■ Task: Can the data below be set down again exactly, line for line?

* Start Data entries *

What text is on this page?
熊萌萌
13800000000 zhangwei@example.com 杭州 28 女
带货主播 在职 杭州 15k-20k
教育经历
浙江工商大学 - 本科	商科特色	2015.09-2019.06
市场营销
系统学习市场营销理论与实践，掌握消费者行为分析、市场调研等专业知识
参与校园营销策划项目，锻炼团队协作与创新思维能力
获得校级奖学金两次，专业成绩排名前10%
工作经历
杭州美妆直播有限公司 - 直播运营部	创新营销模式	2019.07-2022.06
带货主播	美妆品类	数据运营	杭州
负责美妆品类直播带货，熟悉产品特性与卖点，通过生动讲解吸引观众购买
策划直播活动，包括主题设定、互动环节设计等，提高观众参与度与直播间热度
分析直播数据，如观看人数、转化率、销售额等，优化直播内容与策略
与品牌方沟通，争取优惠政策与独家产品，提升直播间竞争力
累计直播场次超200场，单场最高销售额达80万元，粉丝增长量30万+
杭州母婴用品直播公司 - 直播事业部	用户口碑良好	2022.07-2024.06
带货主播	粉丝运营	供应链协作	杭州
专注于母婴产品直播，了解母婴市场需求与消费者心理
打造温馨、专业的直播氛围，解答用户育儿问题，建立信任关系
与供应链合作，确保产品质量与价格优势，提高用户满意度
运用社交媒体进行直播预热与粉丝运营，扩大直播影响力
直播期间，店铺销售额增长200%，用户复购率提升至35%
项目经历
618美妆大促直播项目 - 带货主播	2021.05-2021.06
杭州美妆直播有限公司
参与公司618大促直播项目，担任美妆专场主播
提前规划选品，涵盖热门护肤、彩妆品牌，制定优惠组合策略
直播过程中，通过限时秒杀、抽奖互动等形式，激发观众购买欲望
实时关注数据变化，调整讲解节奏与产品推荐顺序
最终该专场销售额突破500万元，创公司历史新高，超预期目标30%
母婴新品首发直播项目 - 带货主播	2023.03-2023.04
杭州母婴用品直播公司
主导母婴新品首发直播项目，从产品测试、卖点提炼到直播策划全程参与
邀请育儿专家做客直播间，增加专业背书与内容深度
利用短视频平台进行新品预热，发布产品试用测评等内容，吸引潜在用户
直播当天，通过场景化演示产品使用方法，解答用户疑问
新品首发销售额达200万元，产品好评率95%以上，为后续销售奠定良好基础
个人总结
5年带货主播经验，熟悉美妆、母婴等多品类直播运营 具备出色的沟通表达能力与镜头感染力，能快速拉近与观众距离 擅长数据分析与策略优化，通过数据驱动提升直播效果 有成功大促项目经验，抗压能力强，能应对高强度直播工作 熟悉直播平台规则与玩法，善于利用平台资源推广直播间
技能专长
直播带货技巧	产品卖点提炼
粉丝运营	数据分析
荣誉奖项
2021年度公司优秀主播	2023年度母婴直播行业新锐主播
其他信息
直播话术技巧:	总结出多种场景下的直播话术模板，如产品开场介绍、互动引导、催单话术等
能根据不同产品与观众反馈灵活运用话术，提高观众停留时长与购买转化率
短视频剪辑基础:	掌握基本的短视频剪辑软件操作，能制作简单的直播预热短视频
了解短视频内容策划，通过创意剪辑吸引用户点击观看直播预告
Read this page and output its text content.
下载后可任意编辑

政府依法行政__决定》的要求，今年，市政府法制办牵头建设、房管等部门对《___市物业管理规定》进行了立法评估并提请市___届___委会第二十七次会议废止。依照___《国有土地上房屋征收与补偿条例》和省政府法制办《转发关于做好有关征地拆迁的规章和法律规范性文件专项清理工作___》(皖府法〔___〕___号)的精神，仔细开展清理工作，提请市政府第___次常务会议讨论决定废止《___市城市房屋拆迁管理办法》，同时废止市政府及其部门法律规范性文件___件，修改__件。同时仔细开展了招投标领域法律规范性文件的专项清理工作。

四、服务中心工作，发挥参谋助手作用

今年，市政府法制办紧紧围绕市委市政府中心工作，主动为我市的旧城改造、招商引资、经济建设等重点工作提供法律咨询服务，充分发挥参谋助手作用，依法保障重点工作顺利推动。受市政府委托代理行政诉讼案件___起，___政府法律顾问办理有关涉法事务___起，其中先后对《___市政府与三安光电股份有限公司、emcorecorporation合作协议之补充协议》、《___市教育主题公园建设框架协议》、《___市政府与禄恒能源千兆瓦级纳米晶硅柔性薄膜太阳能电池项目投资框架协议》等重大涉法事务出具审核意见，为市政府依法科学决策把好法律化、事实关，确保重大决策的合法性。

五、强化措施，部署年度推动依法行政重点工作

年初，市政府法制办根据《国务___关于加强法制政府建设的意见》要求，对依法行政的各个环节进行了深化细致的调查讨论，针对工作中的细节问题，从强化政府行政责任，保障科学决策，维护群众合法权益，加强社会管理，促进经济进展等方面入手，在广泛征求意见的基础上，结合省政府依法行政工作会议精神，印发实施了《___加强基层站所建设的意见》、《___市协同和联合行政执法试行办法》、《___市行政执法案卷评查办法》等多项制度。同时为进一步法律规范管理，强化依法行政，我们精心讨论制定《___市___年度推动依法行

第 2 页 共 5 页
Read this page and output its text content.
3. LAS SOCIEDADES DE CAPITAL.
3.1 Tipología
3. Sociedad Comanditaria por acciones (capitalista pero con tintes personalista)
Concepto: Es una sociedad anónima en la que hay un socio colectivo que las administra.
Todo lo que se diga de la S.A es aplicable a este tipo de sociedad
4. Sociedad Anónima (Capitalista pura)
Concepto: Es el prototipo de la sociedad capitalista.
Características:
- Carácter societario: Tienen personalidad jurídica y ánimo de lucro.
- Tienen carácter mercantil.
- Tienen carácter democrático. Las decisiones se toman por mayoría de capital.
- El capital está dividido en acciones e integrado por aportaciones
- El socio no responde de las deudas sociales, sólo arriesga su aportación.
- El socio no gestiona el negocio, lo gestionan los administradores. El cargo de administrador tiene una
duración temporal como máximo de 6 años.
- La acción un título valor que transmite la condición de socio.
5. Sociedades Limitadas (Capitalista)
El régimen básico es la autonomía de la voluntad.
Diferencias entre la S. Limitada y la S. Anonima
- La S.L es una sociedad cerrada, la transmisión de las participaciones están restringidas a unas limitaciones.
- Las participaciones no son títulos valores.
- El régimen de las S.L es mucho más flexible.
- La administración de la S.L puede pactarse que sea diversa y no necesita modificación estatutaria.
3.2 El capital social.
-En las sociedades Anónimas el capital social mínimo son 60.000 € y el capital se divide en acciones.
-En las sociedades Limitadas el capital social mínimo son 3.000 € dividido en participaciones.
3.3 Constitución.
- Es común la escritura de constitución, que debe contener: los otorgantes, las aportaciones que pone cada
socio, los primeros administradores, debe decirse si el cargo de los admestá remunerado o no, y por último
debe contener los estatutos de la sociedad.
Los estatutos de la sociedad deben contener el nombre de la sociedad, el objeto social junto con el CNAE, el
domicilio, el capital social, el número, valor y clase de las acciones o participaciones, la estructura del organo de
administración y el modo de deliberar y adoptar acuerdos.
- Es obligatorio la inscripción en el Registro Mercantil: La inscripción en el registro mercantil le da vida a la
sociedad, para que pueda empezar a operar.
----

* End Data entries *

■ Worked solution:
What text is on this page?
熊萌萌
13800000000 zhangwei@example.com 杭州 28 女
带货主播 在职 杭州 15k-20k
教育经历
浙江工商大学 - 本科	商科特色	2015.09-2019.06
市场营销
系统学习市场营销理论与实践，掌握消费者行为分析、市场调研等专业知识
参与校园营销策划项目，锻炼团队协作与创新思维能力
获得校级奖学金两次，专业成绩排名前10%
工作经历
杭州美妆直播有限公司 - 直播运营部	创新营销模式	2019.07-2022.06
带货主播	美妆品类	数据运营	杭州
负责美妆品类直播带货，熟悉产品特性与卖点，通过生动讲解吸引观众购买
策划直播活动，包括主题设定、互动环节设计等，提高观众参与度与直播间热度
分析直播数据，如观看人数、转化率、销售额等，优化直播内容与策略
与品牌方沟通，争取优惠政策与独家产品，提升直播间竞争力
累计直播场次超200场，单场最高销售额达80万元，粉丝增长量30万+
杭州母婴用品直播公司 - 直播事业部	用户口碑良好	2022.07-2024.06
带货主播	粉丝运营	供应链协作	杭州
专注于母婴产品直播，了解母婴市场需求与消费者心理
打造温馨、专业的直播氛围，解答用户育儿问题，建立信任关系
与供应链合作，确保产品质量与价格优势，提高用户满意度
运用社交媒体进行直播预热与粉丝运营，扩大直播影响力
直播期间，店铺销售额增长200%，用户复购率提升至35%
项目经历
618美妆大促直播项目 - 带货主播	2021.05-2021.06
杭州美妆直播有限公司
参与公司618大促直播项目，担任美妆专场主播
提前规划选品，涵盖热门护肤、彩妆品牌，制定优惠组合策略
直播过程中，通过限时秒杀、抽奖互动等形式，激发观众购买欲望
实时关注数据变化，调整讲解节奏与产品推荐顺序
最终该专场销售额突破500万元，创公司历史新高，超预期目标30%
母婴新品首发直播项目 - 带货主播	2023.03-2023.04
杭州母婴用品直播公司
主导母婴新品首发直播项目，从产品测试、卖点提炼到直播策划全程参与
邀请育儿专家做客直播间，增加专业背书与内容深度
利用短视频平台进行新品预热，发布产品试用测评等内容，吸引潜在用户
直播当天，通过场景化演示产品使用方法，解答用户疑问
新品首发销售额达200万元，产品好评率95%以上，为后续销售奠定良好基础
个人总结
5年带货主播经验，熟悉美妆、母婴等多品类直播运营 具备出色的沟通表达能力与镜头感染力，能快速拉近与观众距离 擅长数据分析与策略优化，通过数据驱动提升直播效果 有成功大促项目经验，抗压能力强，能应对高强度直播工作 熟悉直播平台规则与玩法，善于利用平台资源推广直播间
技能专长
直播带货技巧	产品卖点提炼
粉丝运营	数据分析
荣誉奖项
2021年度公司优秀主播	2023年度母婴直播行业新锐主播
其他信息
直播话术技巧:	总结出多种场景下的直播话术模板，如产品开场介绍、互动引导、催单话术等
能根据不同产品与观众反馈灵活运用话术，提高观众停留时长与购买转化率
短视频剪辑基础:	掌握基本的短视频剪辑软件操作，能制作简单的直播预热短视频
了解短视频内容策划，通过创意剪辑吸引用户点击观看直播预告
Read this page and output its text content.
下载后可任意编辑

政府依法行政__决定》的要求，今年，市政府法制办牵头建设、房管等部门对《___市物业管理规定》进行了立法评估并提请市___届___委会第二十七次会议废止。依照___《国有土地上房屋征收与补偿条例》和省政府法制办《转发关于做好有关征地拆迁的规章和法律规范性文件专项清理工作___》(皖府法〔___〕___号)的精神，仔细开展清理工作，提请市政府第___次常务会议讨论决定废止《___市城市房屋拆迁管理办法》，同时废止市政府及其部门法律规范性文件___件，修改__件。同时仔细开展了招投标领域法律规范性文件的专项清理工作。

四、服务中心工作，发挥参谋助手作用

今年，市政府法制办紧紧围绕市委市政府中心工作，主动为我市的旧城改造、招商引资、经济建设等重点工作提供法律咨询服务，充分发挥参谋助手作用，依法保障重点工作顺利推动。受市政府委托代理行政诉讼案件___起，___政府法律顾问办理有关涉法事务___起，其中先后对《___市政府与三安光电股份有限公司、emcorecorporation合作协议之补充协议》、《___市教育主题公园建设框架协议》、《___市政府与禄恒能源千兆瓦级纳米晶硅柔性薄膜太阳能电池项目投资框架协议》等重大涉法事务出具审核意见，为市政府依法科学决策把好法律化、事实关，确保重大决策的合法性。

五、强化措施，部署年度推动依法行政重点工作

年初，市政府法制办根据《国务___关于加强法制政府建设的意见》要求，对依法行政的各个环节进行了深化细致的调查讨论，针对工作中的细节问题，从强化政府行政责任，保障科学决策，维护群众合法权益，加强社会管理，促进经济进展等方面入手，在广泛征求意见的基础上，结合省政府依法行政工作会议精神，印发实施了《___加强基层站所建设的意见》、《___市协同和联合行政执法试行办法》、《___市行政执法案卷评查办法》等多项制度。同时为进一步法律规范管理，强化依法行政，我们精心讨论制定《___市___年度推动依法行

第 2 页 共 5 页
Read this page and output its text content.
3. LAS SOCIEDADES DE CAPITAL.
3.1 Tipología
3. Sociedad Comanditaria por acciones (capitalista pero con tintes personalista)
Concepto: Es una sociedad anónima en la que hay un socio colectivo que las administra.
Todo lo que se diga de la S.A es aplicable a este tipo de sociedad
4. Sociedad Anónima (Capitalista pura)
Concepto: Es el prototipo de la sociedad capitalista.
Características:
- Carácter societario: Tienen personalidad jurídica y ánimo de lucro.
- Tienen carácter mercantil.
- Tienen carácter democrático. Las decisiones se toman por mayoría de capital.
- El capital está dividido en acciones e integrado por aportaciones
- El socio no responde de las deudas sociales, sólo arriesga su aportación.
- El socio no gestiona el negocio, lo gestionan los administradores. El cargo de administrador tiene una
duración temporal como máximo de 6 años.
- La acción un título valor que transmite la condición de socio.
5. Sociedades Limitadas (Capitalista)
El régimen básico es la autonomía de la voluntad.
Diferencias entre la S. Limitada y la S. Anonima
- La S.L es una sociedad cerrada, la transmisión de las participaciones están restringidas a unas limitaciones.
- Las participaciones no son títulos valores.
- El régimen de las S.L es mucho más flexible.
- La administración de la S.L puede pactarse que sea diversa y no necesita modificación estatutaria.
3.2 El capital social.
-En las sociedades Anónimas el capital social mínimo son 60.000 € y el capital se divide en acciones.
-En las sociedades Limitadas el capital social mínimo son 3.000 € dividido en participaciones.
3.3 Constitución.
- Es común la escritura de constitución, que debe contener: los otorgantes, las aportaciones que pone cada
socio, los primeros administradores, debe decirse si el cargo de los admestá remunerado o no, y por último
debe contener los estatutos de la sociedad.
Los estatutos de la sociedad deben contener el nombre de la sociedad, el objeto social junto con el CNAE, el
domicilio, el capital social, el número, valor y clase de las acciones o participaciones, la estructura del organo de
administración y el modo de deliberar y adoptar acuerdos.
- Es obligatorio la inscripción en el Registro Mercantil: La inscripción en el registro mercantil le da vida a la
sociedad, para que pueda empezar a operar.
----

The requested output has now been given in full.